Records to use –
>>>
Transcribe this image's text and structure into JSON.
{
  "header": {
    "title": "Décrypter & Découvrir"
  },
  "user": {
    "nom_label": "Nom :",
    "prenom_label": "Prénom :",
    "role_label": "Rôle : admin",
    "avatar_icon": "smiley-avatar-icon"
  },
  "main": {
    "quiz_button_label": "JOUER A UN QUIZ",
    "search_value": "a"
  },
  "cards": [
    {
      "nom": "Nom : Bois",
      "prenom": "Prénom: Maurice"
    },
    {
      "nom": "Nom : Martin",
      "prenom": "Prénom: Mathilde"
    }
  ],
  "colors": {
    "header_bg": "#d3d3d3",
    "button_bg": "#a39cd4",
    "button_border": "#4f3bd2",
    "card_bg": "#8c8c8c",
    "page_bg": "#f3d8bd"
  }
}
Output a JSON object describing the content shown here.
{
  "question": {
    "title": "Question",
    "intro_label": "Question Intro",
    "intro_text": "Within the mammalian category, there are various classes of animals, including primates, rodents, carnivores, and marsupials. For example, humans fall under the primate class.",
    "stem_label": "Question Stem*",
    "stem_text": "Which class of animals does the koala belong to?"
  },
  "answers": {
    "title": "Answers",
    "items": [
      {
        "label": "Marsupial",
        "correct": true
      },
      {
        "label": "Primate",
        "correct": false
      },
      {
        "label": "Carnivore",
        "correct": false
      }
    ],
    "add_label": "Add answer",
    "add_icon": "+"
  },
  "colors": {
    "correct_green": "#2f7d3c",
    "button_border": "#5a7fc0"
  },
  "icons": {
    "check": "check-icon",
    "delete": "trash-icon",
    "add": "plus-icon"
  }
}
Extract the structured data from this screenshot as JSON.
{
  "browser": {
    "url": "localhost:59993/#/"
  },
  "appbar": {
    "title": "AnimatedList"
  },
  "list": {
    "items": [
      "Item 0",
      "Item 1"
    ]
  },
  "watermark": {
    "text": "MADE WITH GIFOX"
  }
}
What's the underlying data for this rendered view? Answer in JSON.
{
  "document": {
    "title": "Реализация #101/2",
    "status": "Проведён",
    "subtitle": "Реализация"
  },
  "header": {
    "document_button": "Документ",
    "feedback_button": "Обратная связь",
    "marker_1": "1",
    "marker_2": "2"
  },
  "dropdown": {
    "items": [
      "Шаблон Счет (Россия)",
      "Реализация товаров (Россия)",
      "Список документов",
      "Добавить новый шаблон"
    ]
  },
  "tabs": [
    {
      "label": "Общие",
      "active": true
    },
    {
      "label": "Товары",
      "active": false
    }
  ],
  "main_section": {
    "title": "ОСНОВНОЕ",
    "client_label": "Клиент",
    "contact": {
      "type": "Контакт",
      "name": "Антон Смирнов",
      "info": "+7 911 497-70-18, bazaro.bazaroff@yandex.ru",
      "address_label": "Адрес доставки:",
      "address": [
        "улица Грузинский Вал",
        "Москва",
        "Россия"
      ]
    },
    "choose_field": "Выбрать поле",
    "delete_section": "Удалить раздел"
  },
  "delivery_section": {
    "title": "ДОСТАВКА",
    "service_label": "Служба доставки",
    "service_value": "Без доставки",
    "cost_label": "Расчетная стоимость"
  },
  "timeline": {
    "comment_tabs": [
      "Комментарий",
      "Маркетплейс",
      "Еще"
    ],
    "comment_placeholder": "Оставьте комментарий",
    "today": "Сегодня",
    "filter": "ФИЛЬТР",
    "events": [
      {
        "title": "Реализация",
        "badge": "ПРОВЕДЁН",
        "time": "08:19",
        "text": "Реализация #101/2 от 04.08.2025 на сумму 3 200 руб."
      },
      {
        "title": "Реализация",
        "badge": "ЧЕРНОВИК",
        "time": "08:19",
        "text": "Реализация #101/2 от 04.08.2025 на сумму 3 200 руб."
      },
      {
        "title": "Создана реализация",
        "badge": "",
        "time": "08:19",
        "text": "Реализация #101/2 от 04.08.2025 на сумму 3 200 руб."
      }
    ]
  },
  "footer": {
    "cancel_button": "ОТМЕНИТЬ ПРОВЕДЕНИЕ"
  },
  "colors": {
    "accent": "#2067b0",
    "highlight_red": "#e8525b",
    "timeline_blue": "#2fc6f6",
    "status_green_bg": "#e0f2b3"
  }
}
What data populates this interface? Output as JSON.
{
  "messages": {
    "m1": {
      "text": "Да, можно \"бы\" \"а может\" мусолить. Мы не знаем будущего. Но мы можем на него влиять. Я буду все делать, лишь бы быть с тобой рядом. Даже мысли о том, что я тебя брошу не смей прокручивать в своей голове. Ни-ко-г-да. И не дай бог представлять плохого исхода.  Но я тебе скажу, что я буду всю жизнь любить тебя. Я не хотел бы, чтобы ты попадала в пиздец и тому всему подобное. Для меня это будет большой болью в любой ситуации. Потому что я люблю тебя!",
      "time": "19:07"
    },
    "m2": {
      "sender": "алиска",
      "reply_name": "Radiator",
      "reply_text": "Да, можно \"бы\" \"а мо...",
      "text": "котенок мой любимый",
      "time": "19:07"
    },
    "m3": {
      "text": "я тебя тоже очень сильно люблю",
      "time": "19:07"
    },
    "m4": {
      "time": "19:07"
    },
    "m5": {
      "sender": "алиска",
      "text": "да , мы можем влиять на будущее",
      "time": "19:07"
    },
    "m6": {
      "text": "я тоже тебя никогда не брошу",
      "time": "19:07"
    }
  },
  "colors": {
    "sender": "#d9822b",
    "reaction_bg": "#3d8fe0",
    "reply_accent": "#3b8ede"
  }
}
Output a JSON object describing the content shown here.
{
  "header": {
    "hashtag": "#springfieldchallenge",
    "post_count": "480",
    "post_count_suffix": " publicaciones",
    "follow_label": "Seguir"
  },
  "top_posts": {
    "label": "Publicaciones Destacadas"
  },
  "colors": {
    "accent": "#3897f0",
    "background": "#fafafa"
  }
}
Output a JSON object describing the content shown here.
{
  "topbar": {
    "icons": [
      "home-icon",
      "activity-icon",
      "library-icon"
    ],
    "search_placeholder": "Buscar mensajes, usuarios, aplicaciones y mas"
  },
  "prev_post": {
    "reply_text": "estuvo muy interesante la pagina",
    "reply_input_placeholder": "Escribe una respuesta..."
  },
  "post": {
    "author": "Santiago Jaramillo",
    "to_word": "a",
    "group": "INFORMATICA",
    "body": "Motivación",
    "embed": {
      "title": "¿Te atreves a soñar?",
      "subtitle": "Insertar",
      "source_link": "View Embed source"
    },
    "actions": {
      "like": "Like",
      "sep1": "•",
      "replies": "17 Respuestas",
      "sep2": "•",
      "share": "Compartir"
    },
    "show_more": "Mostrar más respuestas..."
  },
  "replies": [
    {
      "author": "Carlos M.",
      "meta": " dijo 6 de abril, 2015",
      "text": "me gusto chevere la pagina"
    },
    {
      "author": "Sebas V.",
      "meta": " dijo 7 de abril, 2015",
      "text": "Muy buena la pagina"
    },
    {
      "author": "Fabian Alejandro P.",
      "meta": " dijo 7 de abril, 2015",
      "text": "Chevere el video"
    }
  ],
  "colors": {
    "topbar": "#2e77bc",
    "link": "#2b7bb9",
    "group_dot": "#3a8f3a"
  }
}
<<<
Find every line in the records above that holds the word "тоже", and copy each one.

      "text": "я тебя тоже очень сильно люблю",
      "text": "я тоже тебя никогда не брошу",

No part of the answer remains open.